--- Goal ---
Find each line with the word "this" and copy it.

--- Given entries ---
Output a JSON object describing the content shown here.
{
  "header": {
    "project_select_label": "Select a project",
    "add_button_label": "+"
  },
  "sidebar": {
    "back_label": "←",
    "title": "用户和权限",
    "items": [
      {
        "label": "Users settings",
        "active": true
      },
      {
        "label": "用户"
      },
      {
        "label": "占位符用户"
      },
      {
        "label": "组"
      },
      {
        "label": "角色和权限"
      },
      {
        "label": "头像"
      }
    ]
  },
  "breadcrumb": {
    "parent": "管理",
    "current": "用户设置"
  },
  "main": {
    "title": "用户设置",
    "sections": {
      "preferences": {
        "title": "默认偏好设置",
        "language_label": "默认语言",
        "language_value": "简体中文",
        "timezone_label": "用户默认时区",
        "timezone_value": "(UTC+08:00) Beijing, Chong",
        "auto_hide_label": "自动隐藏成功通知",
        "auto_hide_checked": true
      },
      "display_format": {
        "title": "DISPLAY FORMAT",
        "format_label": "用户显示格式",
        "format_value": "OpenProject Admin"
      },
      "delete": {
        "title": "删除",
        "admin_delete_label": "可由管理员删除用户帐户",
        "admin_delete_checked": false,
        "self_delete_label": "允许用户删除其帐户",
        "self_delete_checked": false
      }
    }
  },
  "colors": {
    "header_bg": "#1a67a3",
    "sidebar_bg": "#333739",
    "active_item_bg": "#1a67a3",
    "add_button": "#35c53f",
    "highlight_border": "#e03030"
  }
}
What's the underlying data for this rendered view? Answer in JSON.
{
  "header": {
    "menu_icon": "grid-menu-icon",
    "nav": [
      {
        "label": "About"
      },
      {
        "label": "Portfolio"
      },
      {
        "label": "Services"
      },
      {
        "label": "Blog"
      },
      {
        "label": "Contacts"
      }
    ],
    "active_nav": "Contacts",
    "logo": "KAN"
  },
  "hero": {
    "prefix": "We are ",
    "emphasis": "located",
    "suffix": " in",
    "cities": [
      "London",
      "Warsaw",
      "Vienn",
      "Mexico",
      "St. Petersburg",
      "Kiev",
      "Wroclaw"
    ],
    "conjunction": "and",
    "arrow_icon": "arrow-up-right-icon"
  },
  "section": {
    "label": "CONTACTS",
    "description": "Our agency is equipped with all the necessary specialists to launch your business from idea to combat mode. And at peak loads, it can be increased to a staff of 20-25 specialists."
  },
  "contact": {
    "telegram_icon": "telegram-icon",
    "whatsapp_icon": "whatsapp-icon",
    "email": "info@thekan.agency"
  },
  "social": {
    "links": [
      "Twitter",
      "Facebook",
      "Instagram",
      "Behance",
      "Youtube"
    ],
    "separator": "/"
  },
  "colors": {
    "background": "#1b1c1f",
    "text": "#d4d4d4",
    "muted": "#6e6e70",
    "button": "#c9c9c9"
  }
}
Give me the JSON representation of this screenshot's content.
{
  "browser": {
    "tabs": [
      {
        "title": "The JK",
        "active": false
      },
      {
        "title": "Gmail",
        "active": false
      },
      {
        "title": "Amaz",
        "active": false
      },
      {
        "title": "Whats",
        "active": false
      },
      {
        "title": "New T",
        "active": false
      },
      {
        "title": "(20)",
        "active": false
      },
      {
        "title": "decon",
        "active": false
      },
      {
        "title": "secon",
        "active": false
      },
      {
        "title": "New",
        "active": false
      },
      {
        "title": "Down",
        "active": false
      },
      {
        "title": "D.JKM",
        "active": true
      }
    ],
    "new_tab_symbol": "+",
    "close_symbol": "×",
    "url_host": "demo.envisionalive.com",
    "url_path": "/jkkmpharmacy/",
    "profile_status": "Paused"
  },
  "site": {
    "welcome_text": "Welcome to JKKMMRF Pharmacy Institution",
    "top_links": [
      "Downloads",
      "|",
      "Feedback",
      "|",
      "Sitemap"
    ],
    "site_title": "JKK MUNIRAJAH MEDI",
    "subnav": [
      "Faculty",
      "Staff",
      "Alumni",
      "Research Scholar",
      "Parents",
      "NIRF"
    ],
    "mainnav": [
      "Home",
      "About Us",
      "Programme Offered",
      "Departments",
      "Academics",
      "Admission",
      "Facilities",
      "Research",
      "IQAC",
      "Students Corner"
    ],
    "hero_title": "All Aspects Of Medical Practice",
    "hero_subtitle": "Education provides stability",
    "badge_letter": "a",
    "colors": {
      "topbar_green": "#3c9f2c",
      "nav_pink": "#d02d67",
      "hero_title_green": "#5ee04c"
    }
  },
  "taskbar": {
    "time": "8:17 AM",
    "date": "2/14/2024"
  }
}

--- Result of the exercise ---
What's the underlying data for this rendered view? Answer in JSON.
Give me the JSON representation of this screenshot's content.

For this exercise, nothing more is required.